== Written instruction ==
Of all the lines in the material, how many contain the word "this"? State the number alone.

━━ Records supplied

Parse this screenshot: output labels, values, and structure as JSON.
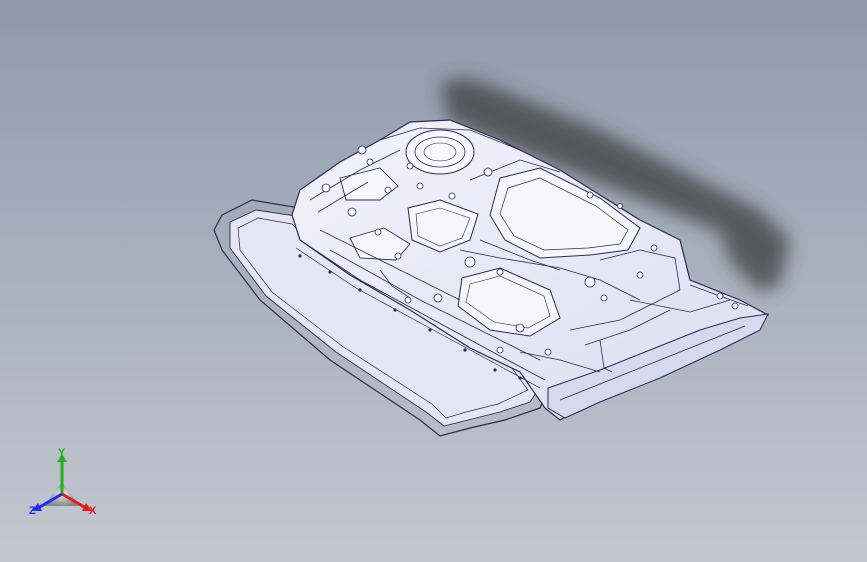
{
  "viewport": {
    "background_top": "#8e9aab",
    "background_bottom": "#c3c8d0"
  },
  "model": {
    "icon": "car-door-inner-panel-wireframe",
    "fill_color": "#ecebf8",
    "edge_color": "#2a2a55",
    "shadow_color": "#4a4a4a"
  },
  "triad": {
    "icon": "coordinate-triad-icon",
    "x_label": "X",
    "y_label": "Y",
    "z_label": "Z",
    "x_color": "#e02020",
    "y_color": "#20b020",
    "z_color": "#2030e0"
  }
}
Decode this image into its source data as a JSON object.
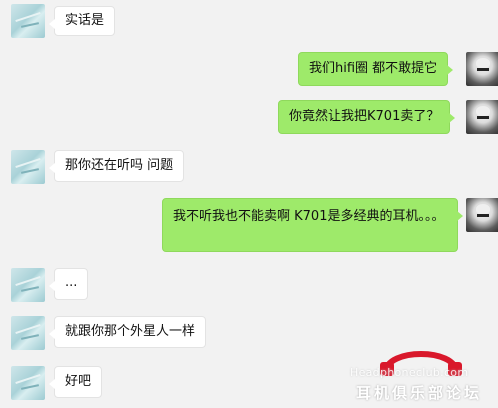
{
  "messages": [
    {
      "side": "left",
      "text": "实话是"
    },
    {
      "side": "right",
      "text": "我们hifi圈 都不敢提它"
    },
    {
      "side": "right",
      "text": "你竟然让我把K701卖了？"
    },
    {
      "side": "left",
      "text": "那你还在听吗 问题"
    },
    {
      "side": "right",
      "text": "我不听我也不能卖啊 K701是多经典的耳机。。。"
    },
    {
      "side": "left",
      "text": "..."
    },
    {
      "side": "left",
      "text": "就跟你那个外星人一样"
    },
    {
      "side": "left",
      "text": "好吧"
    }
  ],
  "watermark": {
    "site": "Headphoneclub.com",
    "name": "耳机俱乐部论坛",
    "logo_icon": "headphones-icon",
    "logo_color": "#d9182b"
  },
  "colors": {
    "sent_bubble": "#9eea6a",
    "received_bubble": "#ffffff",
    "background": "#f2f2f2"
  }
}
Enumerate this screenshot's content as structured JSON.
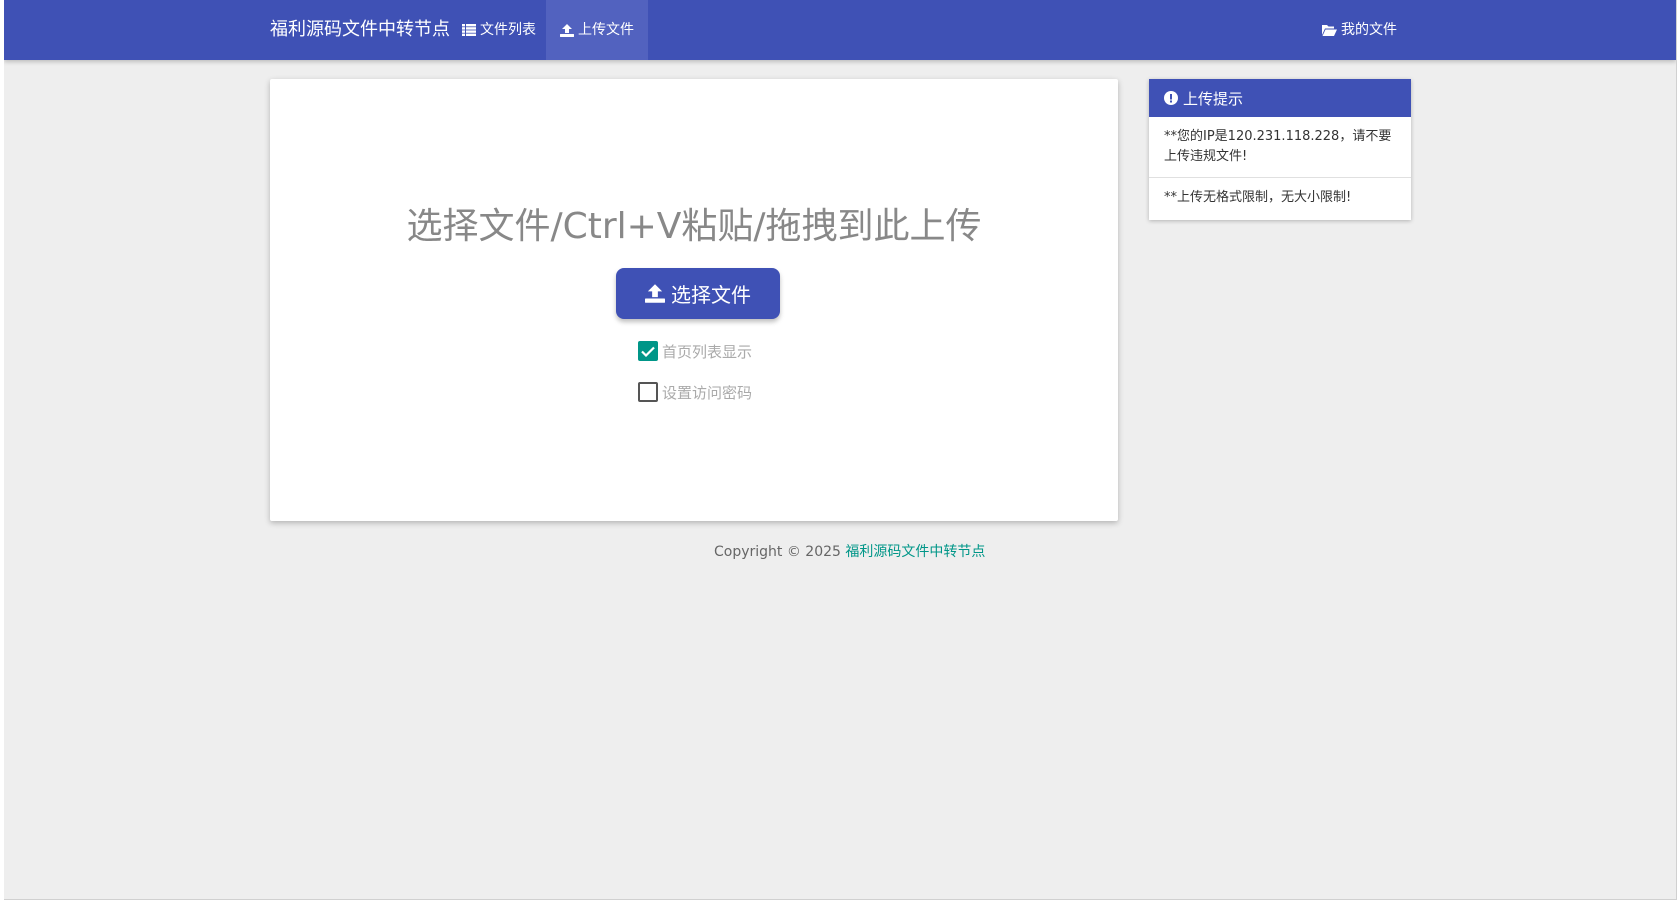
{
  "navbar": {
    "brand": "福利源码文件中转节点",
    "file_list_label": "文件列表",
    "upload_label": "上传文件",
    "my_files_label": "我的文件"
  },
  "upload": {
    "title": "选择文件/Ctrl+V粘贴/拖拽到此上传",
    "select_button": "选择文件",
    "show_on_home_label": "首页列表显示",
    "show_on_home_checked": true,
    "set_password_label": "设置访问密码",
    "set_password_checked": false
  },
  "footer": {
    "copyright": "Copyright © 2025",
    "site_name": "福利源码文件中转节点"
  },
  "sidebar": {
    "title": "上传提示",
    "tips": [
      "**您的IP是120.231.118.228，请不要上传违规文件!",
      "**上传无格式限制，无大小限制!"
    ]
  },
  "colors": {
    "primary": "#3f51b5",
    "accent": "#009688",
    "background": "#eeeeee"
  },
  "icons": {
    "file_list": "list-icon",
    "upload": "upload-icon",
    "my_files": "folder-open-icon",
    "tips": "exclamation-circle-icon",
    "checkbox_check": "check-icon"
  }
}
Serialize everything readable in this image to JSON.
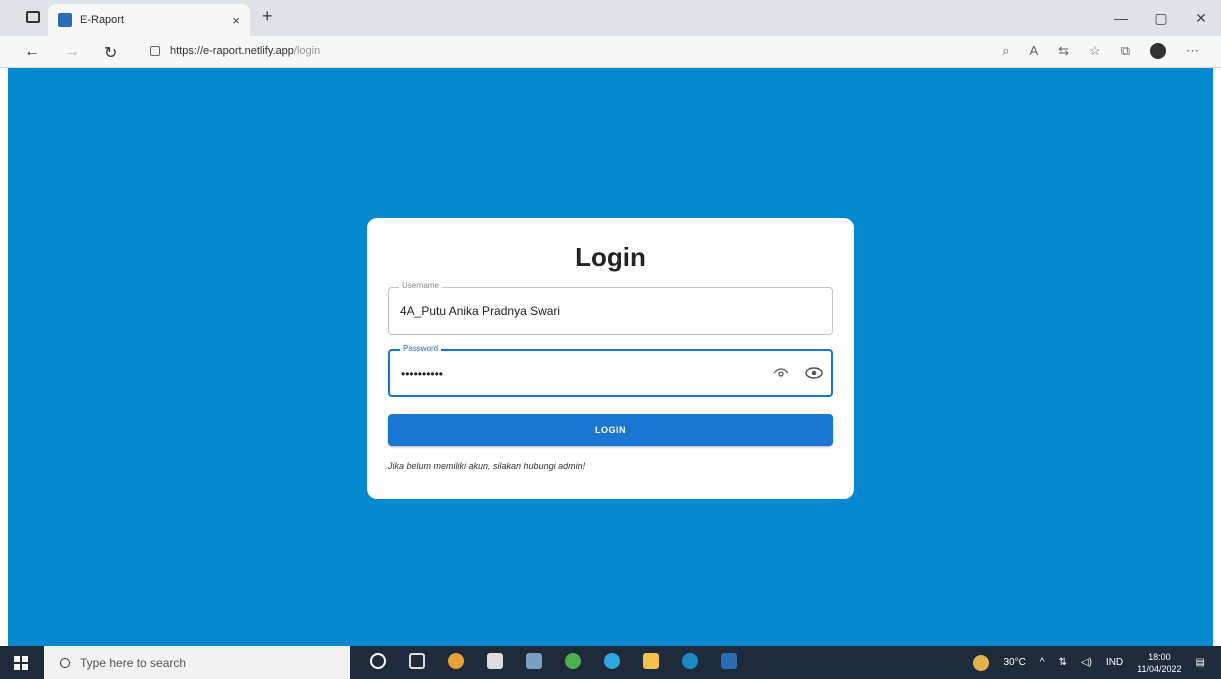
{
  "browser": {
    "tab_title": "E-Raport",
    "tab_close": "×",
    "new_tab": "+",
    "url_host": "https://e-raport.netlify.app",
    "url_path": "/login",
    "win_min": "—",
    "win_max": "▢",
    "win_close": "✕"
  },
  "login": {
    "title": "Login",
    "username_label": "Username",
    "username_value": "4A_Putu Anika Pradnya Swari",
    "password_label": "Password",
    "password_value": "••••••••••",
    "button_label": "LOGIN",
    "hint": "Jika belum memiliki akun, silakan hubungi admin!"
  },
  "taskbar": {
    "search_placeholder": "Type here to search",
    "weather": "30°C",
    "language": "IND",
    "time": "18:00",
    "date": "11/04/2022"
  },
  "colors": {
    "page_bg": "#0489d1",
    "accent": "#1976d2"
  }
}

━━━━

== Finished answer ==
4